TASK TO CARRY OUT: Where does the string "JSON" appear? Copy every line of the entries below that holds it.

EXCERPTED DATA:

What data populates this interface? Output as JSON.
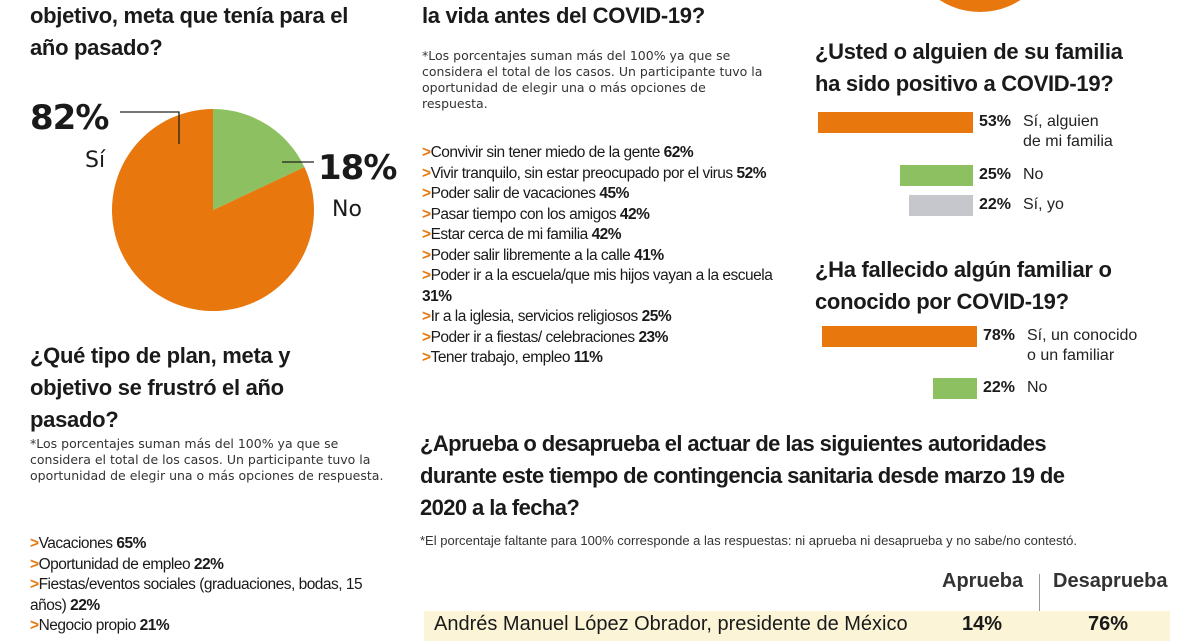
{
  "colors": {
    "orange": "#e8770e",
    "green": "#8dc060",
    "gray": "#c6c7cc",
    "row_bg": "#fbf4d6"
  },
  "q_goal": {
    "title_lines": [
      "objetivo, meta que tenía para el",
      "año pasado?"
    ]
  },
  "q_frustrated": {
    "title_lines": [
      "¿Qué tipo de plan, meta y",
      "objetivo se frustró el año",
      "pasado?"
    ],
    "note": "*Los porcentajes suman más del 100% ya que se considera el total de los casos.  Un participante tuvo la oportunidad de elegir una o más opciones de respuesta.",
    "items": [
      {
        "text": "Vacaciones",
        "pct": "65%"
      },
      {
        "text": "Oportunidad de empleo",
        "pct": "22%"
      },
      {
        "text": "Fiestas/eventos sociales (graduaciones, bodas, 15 años)",
        "pct": "22%"
      },
      {
        "text": "Negocio propio",
        "pct": "21%"
      }
    ]
  },
  "q_miss": {
    "title_lines": [
      "la vida antes del COVID-19?"
    ],
    "note": "*Los porcentajes suman más del 100% ya que se considera el total de los casos.  Un participante tuvo la oportunidad de elegir una o más opciones de respuesta.",
    "items": [
      {
        "text": "Convivir sin tener miedo de la gente",
        "pct": "62%"
      },
      {
        "text": "Vivir tranquilo, sin estar preocupado por el virus",
        "pct": "52%"
      },
      {
        "text": "Poder salir de vacaciones",
        "pct": "45%"
      },
      {
        "text": "Pasar tiempo con los amigos",
        "pct": "42%"
      },
      {
        "text": "Estar cerca de mi familia",
        "pct": "42%"
      },
      {
        "text": "Poder salir libremente a la calle",
        "pct": "41%"
      },
      {
        "text": "Poder ir a la escuela/que mis hijos vayan a la escuela",
        "pct": "31%"
      },
      {
        "text": "Ir a la iglesia, servicios religiosos",
        "pct": "25%"
      },
      {
        "text": "Poder ir a fiestas/ celebraciones",
        "pct": "23%"
      },
      {
        "text": "Tener trabajo, empleo",
        "pct": "11%"
      }
    ]
  },
  "q_approve": {
    "title_lines": [
      "¿Aprueba o desaprueba el actuar de las siguientes autoridades",
      "durante este tiempo de contingencia sanitaria desde marzo 19 de",
      "2020 a la fecha?"
    ],
    "note": "*El porcentaje faltante para 100% corresponde a las respuestas: ni aprueba ni desaprueba y no sabe/no contestó.",
    "headers": [
      "Aprueba",
      "Desaprueba"
    ],
    "rows": [
      {
        "name": "Andrés Manuel López Obrador, presidente de México",
        "aprueba": "14%",
        "desaprueba": "76%"
      }
    ]
  },
  "chart_data": [
    {
      "type": "pie",
      "slices": [
        {
          "label": "Sí",
          "value": 82,
          "display": "82%",
          "color": "#e8770e"
        },
        {
          "label": "No",
          "value": 18,
          "display": "18%",
          "color": "#8dc060"
        }
      ]
    },
    {
      "type": "bar",
      "title": "¿Usted o alguien de su familia ha sido positivo a COVID-19?",
      "title_lines": [
        "¿Usted o alguien de su familia",
        "ha sido positivo a COVID-19?"
      ],
      "categories": [
        [
          "Sí, alguien",
          "de mi familia"
        ],
        [
          "No"
        ],
        [
          "Sí, yo"
        ]
      ],
      "values": [
        53,
        25,
        22
      ],
      "display": [
        "53%",
        "25%",
        "22%"
      ],
      "colors": [
        "#e8770e",
        "#8dc060",
        "#c6c7cc"
      ]
    },
    {
      "type": "bar",
      "title": "¿Ha fallecido algún familiar o conocido por COVID-19?",
      "title_lines": [
        "¿Ha fallecido algún familiar o",
        "conocido por COVID-19?"
      ],
      "categories": [
        [
          "Sí, un conocido",
          "o un familiar"
        ],
        [
          "No"
        ]
      ],
      "values": [
        78,
        22
      ],
      "display": [
        "78%",
        "22%"
      ],
      "colors": [
        "#e8770e",
        "#8dc060"
      ]
    }
  ]
}
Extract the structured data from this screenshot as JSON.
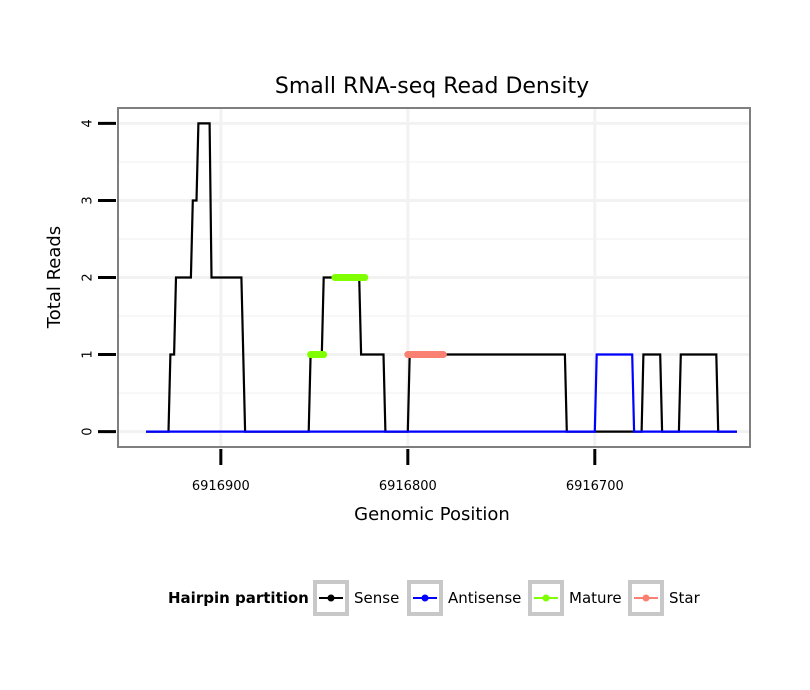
{
  "chart_data": {
    "type": "line",
    "title": "Small RNA-seq Read Density",
    "xlabel": "Genomic Position",
    "ylabel": "Total Reads",
    "xlim": [
      6916955,
      6916617
    ],
    "ylim": [
      -0.2,
      4.2
    ],
    "x_reversed": true,
    "x_ticks": [
      6916900,
      6916800,
      6916700
    ],
    "x_tick_labels": [
      "6916900",
      "6916800",
      "6916700"
    ],
    "y_ticks": [
      0,
      1,
      2,
      3,
      4
    ],
    "y_tick_labels": [
      "0",
      "1",
      "2",
      "3",
      "4"
    ],
    "grid": true,
    "legend": {
      "title": "Hairpin partition",
      "position": "bottom",
      "entries": [
        {
          "name": "Sense",
          "color": "#000000"
        },
        {
          "name": "Antisense",
          "color": "#0000ff"
        },
        {
          "name": "Mature",
          "color": "#7fff00"
        },
        {
          "name": "Star",
          "color": "#fa8072"
        }
      ]
    },
    "series": [
      {
        "name": "Sense",
        "color": "#000000",
        "x": [
          6916940,
          6916928,
          6916927,
          6916925,
          6916924,
          6916916,
          6916915,
          6916913,
          6916912,
          6916910,
          6916909,
          6916906,
          6916905,
          6916898,
          6916897,
          6916889,
          6916887,
          6916853,
          6916852,
          6916850,
          6916848,
          6916846,
          6916845,
          6916835,
          6916834,
          6916826,
          6916825,
          6916813,
          6916812,
          6916800,
          6916799,
          6916793,
          6916792,
          6916716,
          6916715,
          6916675,
          6916674,
          6916665,
          6916664,
          6916655,
          6916654,
          6916635,
          6916634,
          6916624
        ],
        "y": [
          0,
          0,
          1,
          1,
          2,
          2,
          3,
          3,
          4,
          4,
          4,
          4,
          2,
          2,
          2,
          2,
          0,
          0,
          1,
          1,
          1,
          1,
          2,
          2,
          2,
          2,
          1,
          1,
          0,
          0,
          1,
          1,
          1,
          1,
          0,
          0,
          1,
          1,
          0,
          0,
          1,
          1,
          0,
          0
        ],
        "values_note": "step profile"
      },
      {
        "name": "Antisense",
        "color": "#0000ff",
        "x": [
          6916940,
          6916700,
          6916699,
          6916680,
          6916679,
          6916624
        ],
        "y": [
          0,
          0,
          1,
          1,
          0,
          0
        ]
      },
      {
        "name": "Mature",
        "color": "#7fff00",
        "segments": [
          {
            "x": [
              6916852,
              6916845
            ],
            "y": [
              1,
              1
            ]
          },
          {
            "x": [
              6916839,
              6916823
            ],
            "y": [
              2,
              2
            ]
          }
        ]
      },
      {
        "name": "Star",
        "color": "#fa8072",
        "segments": [
          {
            "x": [
              6916800,
              6916781
            ],
            "y": [
              1,
              1
            ]
          }
        ]
      }
    ]
  }
}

COMPLETED TASK:
What data populates this interface? Output as JSON.
Extract the structured data from this screenshot as JSON.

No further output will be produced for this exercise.